Task description
Provide an exact copy of the data, excluding the images.

[Extracted records]
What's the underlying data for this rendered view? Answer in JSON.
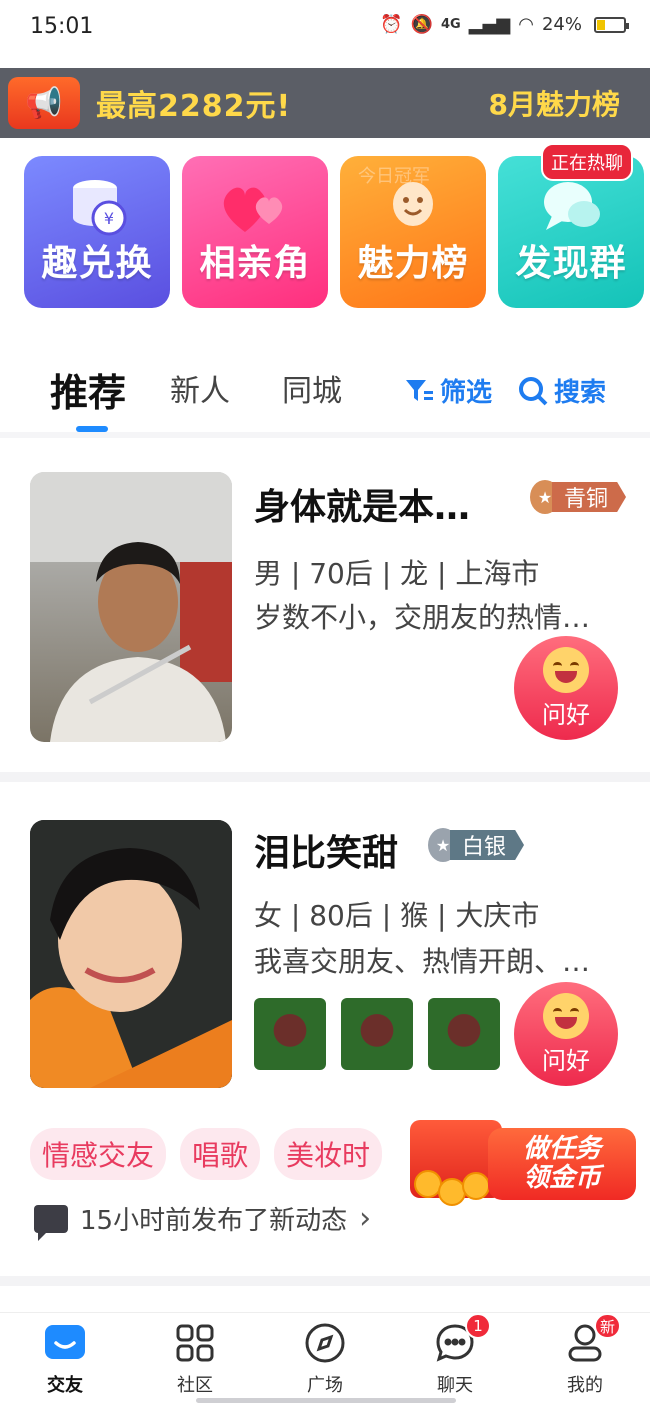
{
  "status_bar": {
    "time": "15:01",
    "network": "4G",
    "battery": "24%"
  },
  "banner": {
    "text_left": "最高2282元!",
    "text_right": "8月魅力榜"
  },
  "features": [
    {
      "label": "趣兑换",
      "icon": "coins-icon"
    },
    {
      "label": "相亲角",
      "icon": "hearts-icon"
    },
    {
      "label": "魅力榜",
      "icon": "trophy-icon",
      "watermark": "今日冠军"
    },
    {
      "label": "发现群",
      "icon": "chat-bubbles-icon",
      "badge": "正在热聊"
    }
  ],
  "tabs": {
    "items": [
      "推荐",
      "新人",
      "同城"
    ],
    "active_index": 0,
    "filter_label": "筛选",
    "search_label": "搜索"
  },
  "profiles": [
    {
      "name": "身体就是本…",
      "medal": "青铜",
      "info": "男 | 70后 | 龙 | 上海市",
      "bio": "岁数不小，交朋友的热情…",
      "greet_label": "问好"
    },
    {
      "name": "泪比笑甜",
      "medal": "白银",
      "info": "女 | 80后 | 猴 | 大庆市",
      "bio": "我喜交朋友、热情开朗、…",
      "greet_label": "问好",
      "tags": [
        "情感交友",
        "唱歌",
        "美妆时"
      ],
      "activity": "15小时前发布了新动态"
    }
  ],
  "task_float": {
    "line1": "做任务",
    "line2": "领金币"
  },
  "bottom_nav": [
    {
      "label": "交友",
      "active": true
    },
    {
      "label": "社区"
    },
    {
      "label": "广场"
    },
    {
      "label": "聊天",
      "badge": "1"
    },
    {
      "label": "我的",
      "badge": "新"
    }
  ],
  "colors": {
    "accent": "#1e8bff",
    "greet": "#ee2a4d",
    "tag_bg": "#fde8ee",
    "banner_text": "#ffd94a"
  }
}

Reply to the exercise
What's the underlying data for this rendered view? Answer in JSON.
{
  "status_bar": {
    "time": "15:01",
    "network": "4G",
    "battery": "24%"
  },
  "banner": {
    "text_left": "最高2282元!",
    "text_right": "8月魅力榜"
  },
  "features": [
    {
      "label": "趣兑换",
      "icon": "coins-icon"
    },
    {
      "label": "相亲角",
      "icon": "hearts-icon"
    },
    {
      "label": "魅力榜",
      "icon": "trophy-icon",
      "watermark": "今日冠军"
    },
    {
      "label": "发现群",
      "icon": "chat-bubbles-icon",
      "badge": "正在热聊"
    }
  ],
  "tabs": {
    "items": [
      "推荐",
      "新人",
      "同城"
    ],
    "active_index": 0,
    "filter_label": "筛选",
    "search_label": "搜索"
  },
  "profiles": [
    {
      "name": "身体就是本…",
      "medal": "青铜",
      "info": "男 | 70后 | 龙 | 上海市",
      "bio": "岁数不小，交朋友的热情…",
      "greet_label": "问好"
    },
    {
      "name": "泪比笑甜",
      "medal": "白银",
      "info": "女 | 80后 | 猴 | 大庆市",
      "bio": "我喜交朋友、热情开朗、…",
      "greet_label": "问好",
      "tags": [
        "情感交友",
        "唱歌",
        "美妆时"
      ],
      "activity": "15小时前发布了新动态"
    }
  ],
  "task_float": {
    "line1": "做任务",
    "line2": "领金币"
  },
  "bottom_nav": [
    {
      "label": "交友",
      "active": true
    },
    {
      "label": "社区"
    },
    {
      "label": "广场"
    },
    {
      "label": "聊天",
      "badge": "1"
    },
    {
      "label": "我的",
      "badge": "新"
    }
  ],
  "colors": {
    "accent": "#1e8bff",
    "greet": "#ee2a4d",
    "tag_bg": "#fde8ee",
    "banner_text": "#ffd94a"
  }
}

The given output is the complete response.